**THE TASK:** Wherever a line holds the word "Thuja", copy that line out.

Start EXERCISE DATA

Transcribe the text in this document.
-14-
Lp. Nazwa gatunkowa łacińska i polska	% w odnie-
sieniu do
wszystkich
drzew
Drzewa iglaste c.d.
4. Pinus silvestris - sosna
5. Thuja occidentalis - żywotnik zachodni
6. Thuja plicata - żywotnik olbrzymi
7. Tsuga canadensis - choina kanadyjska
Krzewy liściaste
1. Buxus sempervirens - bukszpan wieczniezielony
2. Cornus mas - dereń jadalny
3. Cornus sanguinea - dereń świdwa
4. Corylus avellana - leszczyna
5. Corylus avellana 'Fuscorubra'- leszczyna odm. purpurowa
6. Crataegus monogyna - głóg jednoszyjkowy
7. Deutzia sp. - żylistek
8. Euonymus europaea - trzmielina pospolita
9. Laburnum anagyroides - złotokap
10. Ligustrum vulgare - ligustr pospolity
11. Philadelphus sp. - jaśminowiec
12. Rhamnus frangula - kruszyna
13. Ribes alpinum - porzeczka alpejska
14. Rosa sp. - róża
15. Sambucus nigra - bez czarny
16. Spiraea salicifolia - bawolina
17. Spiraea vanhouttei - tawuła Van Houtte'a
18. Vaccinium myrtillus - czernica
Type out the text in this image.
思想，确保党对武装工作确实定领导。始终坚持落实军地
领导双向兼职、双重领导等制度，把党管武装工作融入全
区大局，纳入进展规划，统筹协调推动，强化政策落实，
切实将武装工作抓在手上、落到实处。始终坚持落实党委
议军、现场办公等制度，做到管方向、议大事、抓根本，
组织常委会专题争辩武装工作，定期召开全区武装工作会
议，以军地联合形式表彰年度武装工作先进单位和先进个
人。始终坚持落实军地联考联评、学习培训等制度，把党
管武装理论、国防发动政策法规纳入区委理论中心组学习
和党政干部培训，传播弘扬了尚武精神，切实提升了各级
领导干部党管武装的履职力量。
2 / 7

End EXERCISE DATA

**RESPONSE:**
5. Thuja occidentalis - żywotnik zachodni
6. Thuja plicata - żywotnik olbrzymi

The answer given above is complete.